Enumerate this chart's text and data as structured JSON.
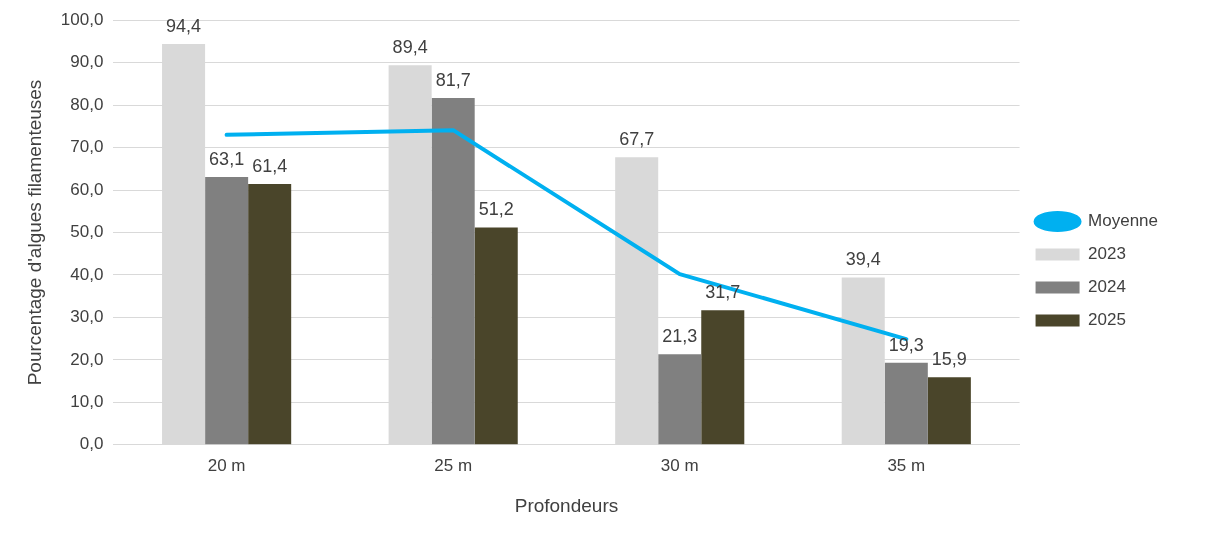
{
  "chart_data": {
    "type": "bar",
    "xlabel": "Profondeurs",
    "ylabel": "Pourcentage d'algues filamenteuses",
    "categories": [
      "20 m",
      "25 m",
      "30 m",
      "35 m"
    ],
    "series": [
      {
        "name": "2023",
        "color": "#d9d9d9",
        "values": [
          94.4,
          89.4,
          67.7,
          39.4
        ],
        "value_labels": [
          "94,4",
          "89,4",
          "67,7",
          "39,4"
        ]
      },
      {
        "name": "2024",
        "color": "#808080",
        "values": [
          63.1,
          81.7,
          21.3,
          19.3
        ],
        "value_labels": [
          "63,1",
          "81,7",
          "21,3",
          "19,3"
        ]
      },
      {
        "name": "2025",
        "color": "#4a452a",
        "values": [
          61.4,
          51.2,
          31.7,
          15.9
        ],
        "value_labels": [
          "61,4",
          "51,2",
          "31,7",
          "15,9"
        ]
      },
      {
        "name": "Moyenne",
        "type": "line",
        "color": "#00b0f0",
        "values": [
          73.0,
          74.1,
          40.2,
          24.9
        ]
      }
    ],
    "ylim": [
      0,
      100
    ],
    "yticks": [
      {
        "value": 0,
        "label": "0,0"
      },
      {
        "value": 10,
        "label": "10,0"
      },
      {
        "value": 20,
        "label": "20,0"
      },
      {
        "value": 30,
        "label": "30,0"
      },
      {
        "value": 40,
        "label": "40,0"
      },
      {
        "value": 50,
        "label": "50,0"
      },
      {
        "value": 60,
        "label": "60,0"
      },
      {
        "value": 70,
        "label": "70,0"
      },
      {
        "value": 80,
        "label": "80,0"
      },
      {
        "value": 90,
        "label": "90,0"
      },
      {
        "value": 100,
        "label": "100,0"
      }
    ],
    "grid": "y",
    "legend": "right",
    "marker": "none"
  }
}
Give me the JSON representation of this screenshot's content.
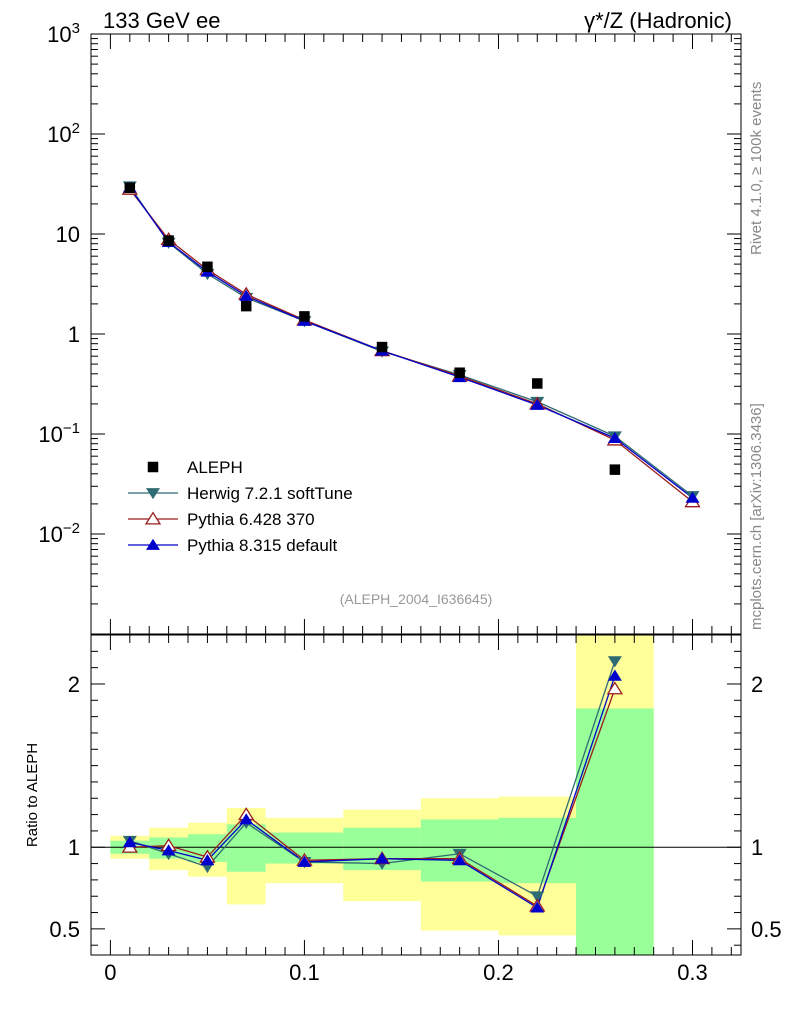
{
  "header": {
    "left": "133 GeV ee",
    "right": "γ*/Z (Hadronic)"
  },
  "side_labels": {
    "rivet": "Rivet 4.1.0, ≥ 100k events",
    "mcplots": "mcplots.cern.ch [arXiv:1306.3436]"
  },
  "analysis_tag": "(ALEPH_2004_I636645)",
  "chart_data": [
    {
      "type": "scatter",
      "panel": "main",
      "yscale": "log",
      "xlim": [
        -0.01,
        0.325
      ],
      "ylim": [
        0.001,
        1000
      ],
      "ytick_labels": [
        {
          "value": 1000,
          "base": "10",
          "exp": "3"
        },
        {
          "value": 100,
          "base": "10",
          "exp": "2"
        },
        {
          "value": 10,
          "base": "10",
          "exp": ""
        },
        {
          "value": 1,
          "base": "1",
          "exp": ""
        },
        {
          "value": 0.1,
          "base": "10",
          "exp": "−1"
        },
        {
          "value": 0.01,
          "base": "10",
          "exp": "−2"
        }
      ],
      "legend": [
        "ALEPH",
        "Herwig 7.2.1 softTune",
        "Pythia 6.428 370",
        "Pythia 8.315 default"
      ],
      "legend_position": "bottom-left",
      "data": {
        "name": "ALEPH",
        "x": [
          0.01,
          0.03,
          0.05,
          0.07,
          0.1,
          0.14,
          0.18,
          0.22,
          0.26
        ],
        "y": [
          29,
          8.6,
          4.7,
          1.9,
          1.5,
          0.74,
          0.41,
          0.32,
          0.044
        ]
      },
      "series": [
        {
          "name": "Herwig 7.2.1 softTune",
          "color": "#2f6b73",
          "marker": "triangle-down",
          "x": [
            0.01,
            0.03,
            0.05,
            0.07,
            0.1,
            0.14,
            0.18,
            0.22,
            0.26,
            0.3
          ],
          "y": [
            30,
            8.2,
            4.0,
            2.3,
            1.35,
            0.67,
            0.39,
            0.21,
            0.095,
            0.024
          ]
        },
        {
          "name": "Pythia 6.428 370",
          "color": "#9b1c1c",
          "marker": "triangle-open",
          "x": [
            0.01,
            0.03,
            0.05,
            0.07,
            0.1,
            0.14,
            0.18,
            0.22,
            0.26,
            0.3
          ],
          "y": [
            28,
            8.8,
            4.4,
            2.5,
            1.38,
            0.68,
            0.38,
            0.2,
            0.087,
            0.021
          ]
        },
        {
          "name": "Pythia 8.315 default",
          "color": "#0000cc",
          "marker": "triangle-up",
          "x": [
            0.01,
            0.03,
            0.05,
            0.07,
            0.1,
            0.14,
            0.18,
            0.22,
            0.26,
            0.3
          ],
          "y": [
            29,
            8.3,
            4.2,
            2.4,
            1.35,
            0.68,
            0.37,
            0.195,
            0.091,
            0.023
          ]
        }
      ]
    },
    {
      "type": "line",
      "panel": "ratio",
      "ylabel": "Ratio to ALEPH",
      "xlim": [
        -0.01,
        0.325
      ],
      "ylim": [
        0.34,
        2.3
      ],
      "ytick_labels": [
        "0.5",
        "1",
        "2"
      ],
      "yticks": [
        0.5,
        1,
        2
      ],
      "xtick_labels": [
        "0",
        "0.1",
        "0.2",
        "0.3"
      ],
      "xticks": [
        0,
        0.1,
        0.2,
        0.3
      ],
      "reference": 1,
      "bands": {
        "edges": [
          0,
          0.02,
          0.04,
          0.06,
          0.08,
          0.12,
          0.16,
          0.2,
          0.24,
          0.28
        ],
        "yellow_low": [
          0.93,
          0.86,
          0.82,
          0.65,
          0.78,
          0.67,
          0.49,
          0.46,
          0.34
        ],
        "yellow_high": [
          1.07,
          1.12,
          1.15,
          1.24,
          1.18,
          1.23,
          1.3,
          1.31,
          2.5
        ],
        "green_low": [
          0.96,
          0.93,
          0.91,
          0.85,
          0.9,
          0.86,
          0.79,
          0.78,
          0.34
        ],
        "green_high": [
          1.04,
          1.06,
          1.08,
          1.14,
          1.09,
          1.12,
          1.17,
          1.18,
          1.85
        ]
      },
      "series": [
        {
          "name": "Herwig 7.2.1 softTune",
          "color": "#2f6b73",
          "marker": "triangle-down",
          "x": [
            0.01,
            0.03,
            0.05,
            0.07,
            0.1,
            0.14,
            0.18,
            0.22,
            0.26
          ],
          "y": [
            1.04,
            0.96,
            0.88,
            1.15,
            0.91,
            0.9,
            0.96,
            0.7,
            2.14
          ]
        },
        {
          "name": "Pythia 6.428 370",
          "color": "#9b1c1c",
          "marker": "triangle-open",
          "x": [
            0.01,
            0.03,
            0.05,
            0.07,
            0.1,
            0.14,
            0.18,
            0.22,
            0.26
          ],
          "y": [
            1.0,
            1.01,
            0.94,
            1.2,
            0.92,
            0.93,
            0.93,
            0.64,
            1.97
          ]
        },
        {
          "name": "Pythia 8.315 default",
          "color": "#0000cc",
          "marker": "triangle-up",
          "x": [
            0.01,
            0.03,
            0.05,
            0.07,
            0.1,
            0.14,
            0.18,
            0.22,
            0.26
          ],
          "y": [
            1.03,
            0.98,
            0.92,
            1.17,
            0.91,
            0.93,
            0.92,
            0.63,
            2.05
          ]
        }
      ]
    }
  ]
}
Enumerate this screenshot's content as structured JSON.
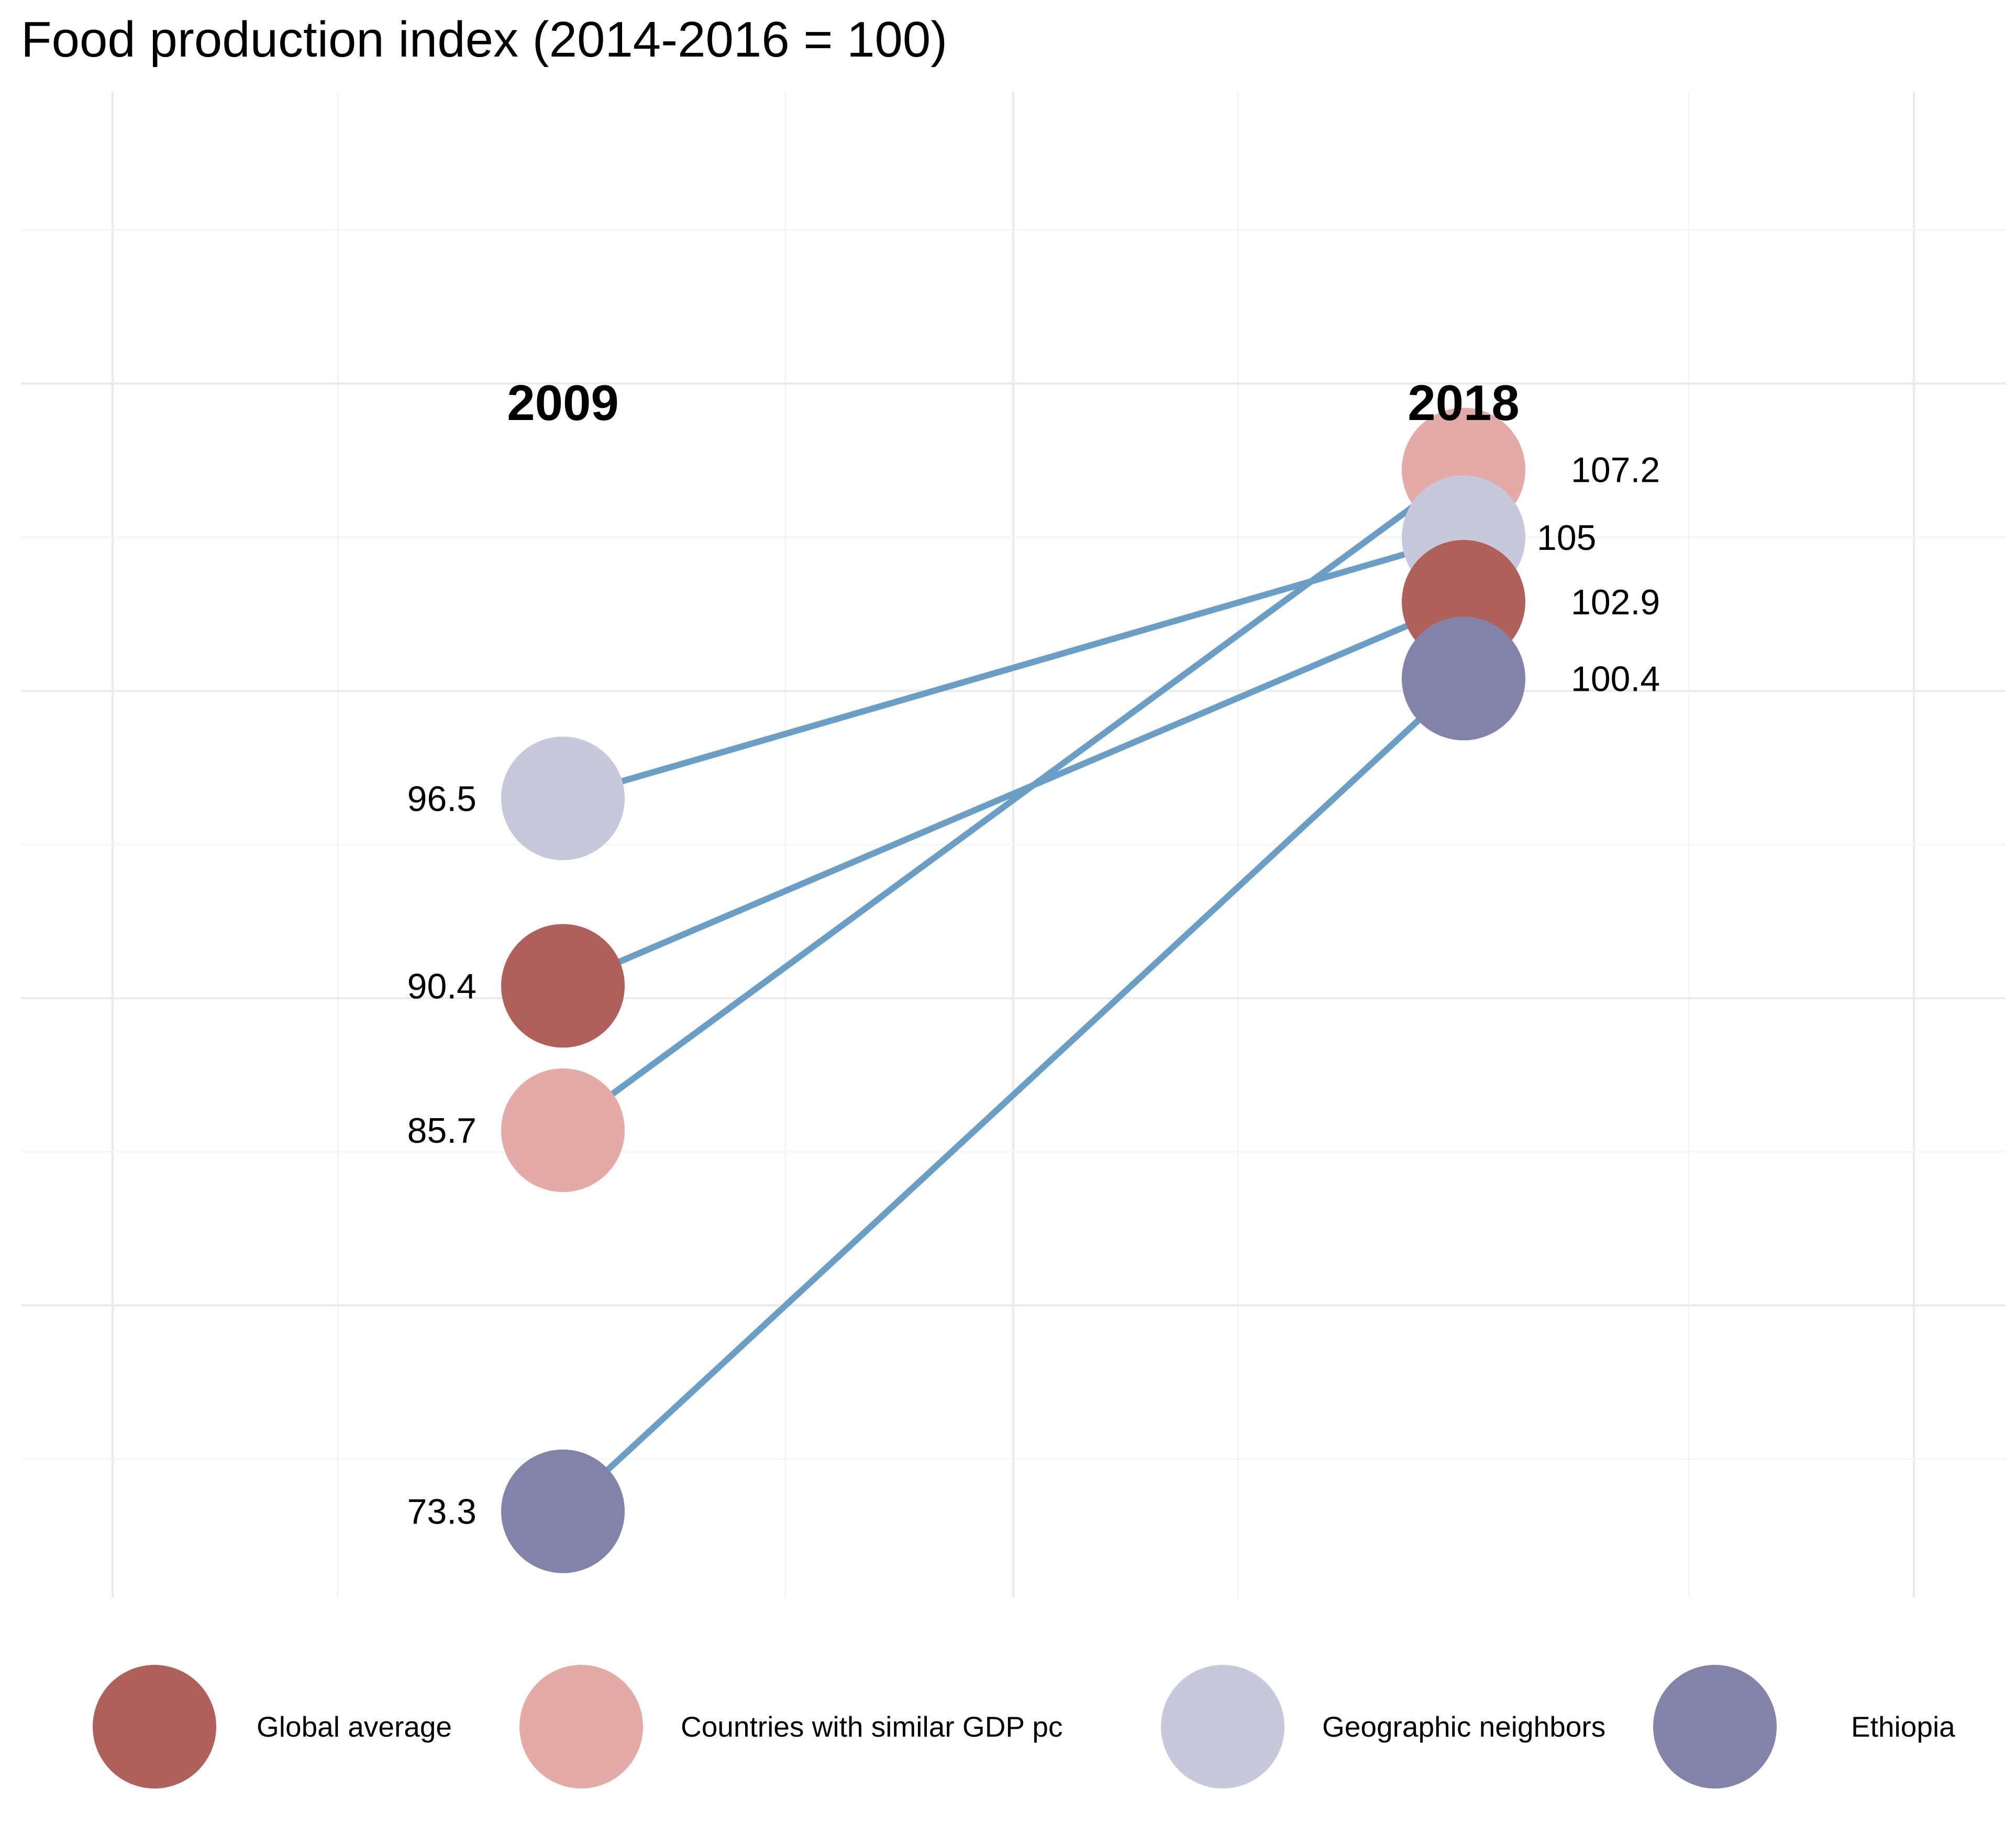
{
  "chart_data": {
    "type": "slope",
    "title": "Food production index (2014-2016 = 100)",
    "xlabel": "",
    "ylabel": "",
    "categories": [
      "2009",
      "2018"
    ],
    "ylim": [
      70.5,
      119.5
    ],
    "grid": true,
    "legend_position": "bottom",
    "series": [
      {
        "name": "Global average",
        "color": "#b0605a",
        "values": [
          90.4,
          102.9
        ],
        "labels": [
          "90.4",
          "102.9"
        ]
      },
      {
        "name": "Countries with similar GDP pc",
        "color": "#e3aaa7",
        "values": [
          85.7,
          107.2
        ],
        "labels": [
          "85.7",
          "107.2"
        ]
      },
      {
        "name": "Geographic neighbors",
        "color": "#c8c8dc",
        "values": [
          96.5,
          105
        ],
        "labels": [
          "96.5",
          "105"
        ]
      },
      {
        "name": "Ethiopia",
        "color": "#8383aa",
        "values": [
          73.3,
          100.4
        ],
        "labels": [
          "73.3",
          "100.4"
        ]
      }
    ],
    "line_color": "#6a9ec5"
  }
}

+-------+

**What to do**
Locate each line with the word "Enumerate" and copy it.

**The reply**
Enumerate this chart's text and data as structured JSON.
Enumerate this screenshot's content as structured JSON.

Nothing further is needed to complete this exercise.